### Work to complete
Repeat each line exactly, leaving nothing out.
----
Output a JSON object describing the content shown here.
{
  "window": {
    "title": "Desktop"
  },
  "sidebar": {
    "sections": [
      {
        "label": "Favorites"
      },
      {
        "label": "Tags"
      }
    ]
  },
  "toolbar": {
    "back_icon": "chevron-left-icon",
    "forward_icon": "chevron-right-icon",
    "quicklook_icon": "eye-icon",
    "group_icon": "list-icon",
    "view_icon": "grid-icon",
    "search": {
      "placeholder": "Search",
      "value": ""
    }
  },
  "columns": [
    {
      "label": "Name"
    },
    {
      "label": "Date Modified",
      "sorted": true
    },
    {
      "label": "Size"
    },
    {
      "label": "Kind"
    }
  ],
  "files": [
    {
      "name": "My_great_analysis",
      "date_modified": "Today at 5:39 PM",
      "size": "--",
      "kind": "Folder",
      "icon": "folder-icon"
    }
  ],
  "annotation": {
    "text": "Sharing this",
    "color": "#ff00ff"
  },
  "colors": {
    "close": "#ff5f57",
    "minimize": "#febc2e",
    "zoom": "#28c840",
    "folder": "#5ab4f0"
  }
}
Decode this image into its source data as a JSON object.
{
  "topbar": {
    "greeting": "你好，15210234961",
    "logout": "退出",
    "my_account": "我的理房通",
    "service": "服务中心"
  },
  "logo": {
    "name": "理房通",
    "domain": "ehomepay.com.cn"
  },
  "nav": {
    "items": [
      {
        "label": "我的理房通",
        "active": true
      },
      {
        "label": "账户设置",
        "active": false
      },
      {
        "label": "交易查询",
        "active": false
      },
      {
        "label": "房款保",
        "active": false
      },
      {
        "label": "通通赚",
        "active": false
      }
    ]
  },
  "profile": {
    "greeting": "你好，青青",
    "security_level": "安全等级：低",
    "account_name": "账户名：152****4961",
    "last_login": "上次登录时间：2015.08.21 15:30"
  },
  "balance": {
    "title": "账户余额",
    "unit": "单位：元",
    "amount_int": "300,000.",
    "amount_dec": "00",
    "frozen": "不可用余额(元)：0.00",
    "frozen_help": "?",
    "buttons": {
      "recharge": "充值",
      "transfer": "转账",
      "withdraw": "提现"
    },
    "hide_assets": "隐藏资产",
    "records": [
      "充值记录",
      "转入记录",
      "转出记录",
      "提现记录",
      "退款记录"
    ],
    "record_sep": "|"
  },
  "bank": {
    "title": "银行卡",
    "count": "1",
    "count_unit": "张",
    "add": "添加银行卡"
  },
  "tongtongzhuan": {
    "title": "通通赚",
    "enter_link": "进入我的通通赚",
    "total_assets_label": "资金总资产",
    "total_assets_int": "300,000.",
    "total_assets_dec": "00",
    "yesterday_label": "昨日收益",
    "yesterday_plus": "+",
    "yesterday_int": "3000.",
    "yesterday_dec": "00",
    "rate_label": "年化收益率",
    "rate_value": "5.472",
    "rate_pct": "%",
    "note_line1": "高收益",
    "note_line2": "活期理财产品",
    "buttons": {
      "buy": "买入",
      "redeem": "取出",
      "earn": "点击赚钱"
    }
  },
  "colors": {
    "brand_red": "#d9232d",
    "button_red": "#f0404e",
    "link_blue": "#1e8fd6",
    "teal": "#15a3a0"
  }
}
----
### Expected output
Output a JSON object describing the content shown here.
{
  "window": {
    "title": "Desktop"
  },
  "sidebar": {
    "sections": [
      {
        "label": "Favorites"
      },
      {
        "label": "Tags"
      }
    ]
  },
  "toolbar": {
    "back_icon": "chevron-left-icon",
    "forward_icon": "chevron-right-icon",
    "quicklook_icon": "eye-icon",
    "group_icon": "list-icon",
    "view_icon": "grid-icon",
    "search": {
      "placeholder": "Search",
      "value": ""
    }
  },
  "columns": [
    {
      "label": "Name"
    },
    {
      "label": "Date Modified",
      "sorted": true
    },
    {
      "label": "Size"
    },
    {
      "label": "Kind"
    }
  ],
  "files": [
    {
      "name": "My_great_analysis",
      "date_modified": "Today at 5:39 PM",
      "size": "--",
      "kind": "Folder",
      "icon": "folder-icon"
    }
  ],
  "annotation": {
    "text": "Sharing this",
    "color": "#ff00ff"
  },
  "colors": {
    "close": "#ff5f57",
    "minimize": "#febc2e",
    "zoom": "#28c840",
    "folder": "#5ab4f0"
  }
}
Decode this image into its source data as a JSON object.
{
  "topbar": {
    "greeting": "你好，15210234961",
    "logout": "退出",
    "my_account": "我的理房通",
    "service": "服务中心"
  },
  "logo": {
    "name": "理房通",
    "domain": "ehomepay.com.cn"
  },
  "nav": {
    "items": [
      {
        "label": "我的理房通",
        "active": true
      },
      {
        "label": "账户设置",
        "active": false
      },
      {
        "label": "交易查询",
        "active": false
      },
      {
        "label": "房款保",
        "active": false
      },
      {
        "label": "通通赚",
        "active": false
      }
    ]
  },
  "profile": {
    "greeting": "你好，青青",
    "security_level": "安全等级：低",
    "account_name": "账户名：152****4961",
    "last_login": "上次登录时间：2015.08.21 15:30"
  },
  "balance": {
    "title": "账户余额",
    "unit": "单位：元",
    "amount_int": "300,000.",
    "amount_dec": "00",
    "frozen": "不可用余额(元)：0.00",
    "frozen_help": "?",
    "buttons": {
      "recharge": "充值",
      "transfer": "转账",
      "withdraw": "提现"
    },
    "hide_assets": "隐藏资产",
    "records": [
      "充值记录",
      "转入记录",
      "转出记录",
      "提现记录",
      "退款记录"
    ],
    "record_sep": "|"
  },
  "bank": {
    "title": "银行卡",
    "count": "1",
    "count_unit": "张",
    "add": "添加银行卡"
  },
  "tongtongzhuan": {
    "title": "通通赚",
    "enter_link": "进入我的通通赚",
    "total_assets_label": "资金总资产",
    "total_assets_int": "300,000.",
    "total_assets_dec": "00",
    "yesterday_label": "昨日收益",
    "yesterday_plus": "+",
    "yesterday_int": "3000.",
    "yesterday_dec": "00",
    "rate_label": "年化收益率",
    "rate_value": "5.472",
    "rate_pct": "%",
    "note_line1": "高收益",
    "note_line2": "活期理财产品",
    "buttons": {
      "buy": "买入",
      "redeem": "取出",
      "earn": "点击赚钱"
    }
  },
  "colors": {
    "brand_red": "#d9232d",
    "button_red": "#f0404e",
    "link_blue": "#1e8fd6",
    "teal": "#15a3a0"
  }
}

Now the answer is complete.